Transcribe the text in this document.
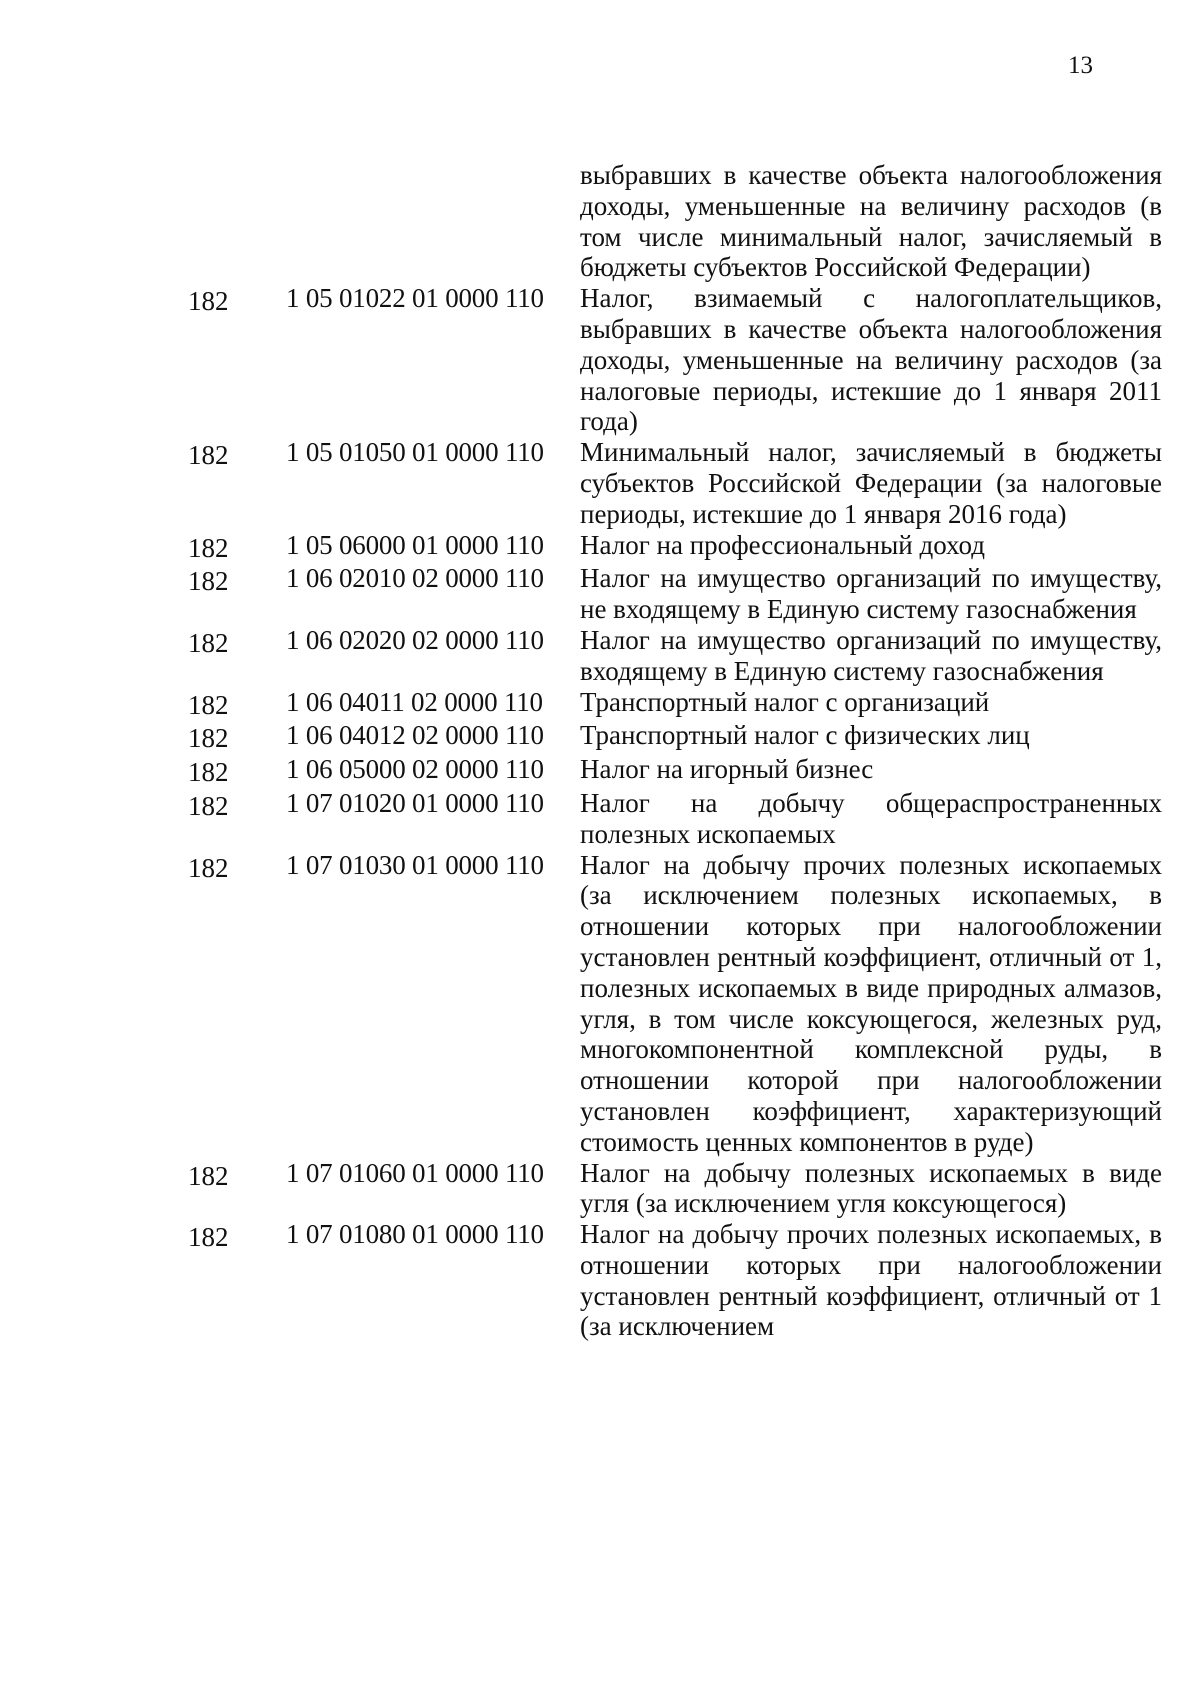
13
выбравших в качестве объекта налогообложения доходы, уменьшенные на величину расходов (в том числе минимальный налог, зачисляемый в бюджеты субъектов Российской Федерации)
182	1 05 01022 01 0000 110	Налог, взимаемый с налогоплательщиков, выбравших в качестве объекта налогообложения доходы, уменьшенные на величину расходов (за налоговые периоды, истекшие до 1 января 2011 года)
182	1 05 01050 01 0000 110	Минимальный налог, зачисляемый в бюджеты субъектов Российской Федерации (за налоговые периоды, истекшие до 1 января 2016 года)
182	1 05 06000 01 0000 110	Налог на профессиональный доход
182	1 06 02010 02 0000 110	Налог на имущество организаций по имуществу, не входящему в Единую систему газоснабжения
182	1 06 02020 02 0000 110	Налог на имущество организаций по имуществу, входящему в Единую систему газоснабжения
182	1 06 04011 02 0000 110	Транспортный налог с организаций
182	1 06 04012 02 0000 110	Транспортный налог с физических лиц
182	1 06 05000 02 0000 110	Налог на игорный бизнес
182	1 07 01020 01 0000 110	Налог на добычу общераспространенных полезных ископаемых
182	1 07 01030 01 0000 110	Налог на добычу прочих полезных ископаемых (за исключением полезных ископаемых, в отношении которых при налогообложении установлен рентный коэффициент, отличный от 1, полезных ископаемых в виде природных алмазов, угля, в том числе коксующегося, железных руд, многокомпонентной комплексной руды, в отношении которой при налогообложении установлен коэффициент, характеризующий стоимость ценных компонентов в руде)
182	1 07 01060 01 0000 110	Налог на добычу полезных ископаемых в виде угля (за исключением угля коксующегося)
182	1 07 01080 01 0000 110	Налог на добычу прочих полезных ископаемых, в отношении которых при налогообложении установлен рентный коэффициент, отличный от 1 (за исключением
——————
All entries must be written out again exactly as given, with no pictures in the copy.

Transcribe the text in this document.
13
выбравших в качестве объекта налогообложения доходы, уменьшенные на величину расходов (в том числе минимальный налог, зачисляемый в бюджеты субъектов Российской Федерации)
182	1 05 01022 01 0000 110	Налог, взимаемый с налогоплательщиков, выбравших в качестве объекта налогообложения доходы, уменьшенные на величину расходов (за налоговые периоды, истекшие до 1 января 2011 года)
182	1 05 01050 01 0000 110	Минимальный налог, зачисляемый в бюджеты субъектов Российской Федерации (за налоговые периоды, истекшие до 1 января 2016 года)
182	1 05 06000 01 0000 110	Налог на профессиональный доход
182	1 06 02010 02 0000 110	Налог на имущество организаций по имуществу, не входящему в Единую систему газоснабжения
182	1 06 02020 02 0000 110	Налог на имущество организаций по имуществу, входящему в Единую систему газоснабжения
182	1 06 04011 02 0000 110	Транспортный налог с организаций
182	1 06 04012 02 0000 110	Транспортный налог с физических лиц
182	1 06 05000 02 0000 110	Налог на игорный бизнес
182	1 07 01020 01 0000 110	Налог на добычу общераспространенных полезных ископаемых
182	1 07 01030 01 0000 110	Налог на добычу прочих полезных ископаемых (за исключением полезных ископаемых, в отношении которых при налогообложении установлен рентный коэффициент, отличный от 1, полезных ископаемых в виде природных алмазов, угля, в том числе коксующегося, железных руд, многокомпонентной комплексной руды, в отношении которой при налогообложении установлен коэффициент, характеризующий стоимость ценных компонентов в руде)
182	1 07 01060 01 0000 110	Налог на добычу полезных ископаемых в виде угля (за исключением угля коксующегося)
182	1 07 01080 01 0000 110	Налог на добычу прочих полезных ископаемых, в отношении которых при налогообложении установлен рентный коэффициент, отличный от 1 (за исключением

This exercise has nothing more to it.